▶ Problem requirements
Copy out the entries below in full and exactly.

Some records
──────────────────────────────

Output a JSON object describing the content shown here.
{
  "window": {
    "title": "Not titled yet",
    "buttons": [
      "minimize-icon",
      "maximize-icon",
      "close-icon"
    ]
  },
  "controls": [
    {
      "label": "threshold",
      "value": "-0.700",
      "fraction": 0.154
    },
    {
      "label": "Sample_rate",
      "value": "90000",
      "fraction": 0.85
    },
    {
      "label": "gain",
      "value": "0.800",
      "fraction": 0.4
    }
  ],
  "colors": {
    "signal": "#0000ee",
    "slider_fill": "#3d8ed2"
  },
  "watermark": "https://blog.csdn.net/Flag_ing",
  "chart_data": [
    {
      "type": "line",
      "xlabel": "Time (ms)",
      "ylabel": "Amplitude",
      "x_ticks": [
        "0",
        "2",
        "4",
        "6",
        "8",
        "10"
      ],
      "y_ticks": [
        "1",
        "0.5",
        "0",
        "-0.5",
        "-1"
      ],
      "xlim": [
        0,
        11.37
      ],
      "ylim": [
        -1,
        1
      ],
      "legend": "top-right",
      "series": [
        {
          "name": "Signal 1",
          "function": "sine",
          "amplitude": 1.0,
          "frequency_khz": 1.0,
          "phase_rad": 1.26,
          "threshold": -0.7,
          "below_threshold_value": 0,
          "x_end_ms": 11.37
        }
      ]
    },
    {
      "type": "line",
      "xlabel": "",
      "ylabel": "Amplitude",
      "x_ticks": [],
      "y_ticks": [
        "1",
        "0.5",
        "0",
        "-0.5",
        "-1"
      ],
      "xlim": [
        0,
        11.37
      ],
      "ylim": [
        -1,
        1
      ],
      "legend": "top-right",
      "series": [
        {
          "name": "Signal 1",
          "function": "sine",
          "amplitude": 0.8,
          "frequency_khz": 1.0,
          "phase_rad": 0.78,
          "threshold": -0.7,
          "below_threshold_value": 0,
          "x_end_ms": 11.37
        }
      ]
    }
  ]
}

──────────────────────────────

▶ The completed task
Output a JSON object describing the content shown here.
{
  "window": {
    "title": "Not titled yet",
    "buttons": [
      "minimize-icon",
      "maximize-icon",
      "close-icon"
    ]
  },
  "controls": [
    {
      "label": "threshold",
      "value": "-0.700",
      "fraction": 0.154
    },
    {
      "label": "Sample_rate",
      "value": "90000",
      "fraction": 0.85
    },
    {
      "label": "gain",
      "value": "0.800",
      "fraction": 0.4
    }
  ],
  "colors": {
    "signal": "#0000ee",
    "slider_fill": "#3d8ed2"
  },
  "watermark": "https://blog.csdn.net/Flag_ing",
  "chart_data": [
    {
      "type": "line",
      "xlabel": "Time (ms)",
      "ylabel": "Amplitude",
      "x_ticks": [
        "0",
        "2",
        "4",
        "6",
        "8",
        "10"
      ],
      "y_ticks": [
        "1",
        "0.5",
        "0",
        "-0.5",
        "-1"
      ],
      "xlim": [
        0,
        11.37
      ],
      "ylim": [
        -1,
        1
      ],
      "legend": "top-right",
      "series": [
        {
          "name": "Signal 1",
          "function": "sine",
          "amplitude": 1.0,
          "frequency_khz": 1.0,
          "phase_rad": 1.26,
          "threshold": -0.7,
          "below_threshold_value": 0,
          "x_end_ms": 11.37
        }
      ]
    },
    {
      "type": "line",
      "xlabel": "",
      "ylabel": "Amplitude",
      "x_ticks": [],
      "y_ticks": [
        "1",
        "0.5",
        "0",
        "-0.5",
        "-1"
      ],
      "xlim": [
        0,
        11.37
      ],
      "ylim": [
        -1,
        1
      ],
      "legend": "top-right",
      "series": [
        {
          "name": "Signal 1",
          "function": "sine",
          "amplitude": 0.8,
          "frequency_khz": 1.0,
          "phase_rad": 0.78,
          "threshold": -0.7,
          "below_threshold_value": 0,
          "x_end_ms": 11.37
        }
      ]
    }
  ]
}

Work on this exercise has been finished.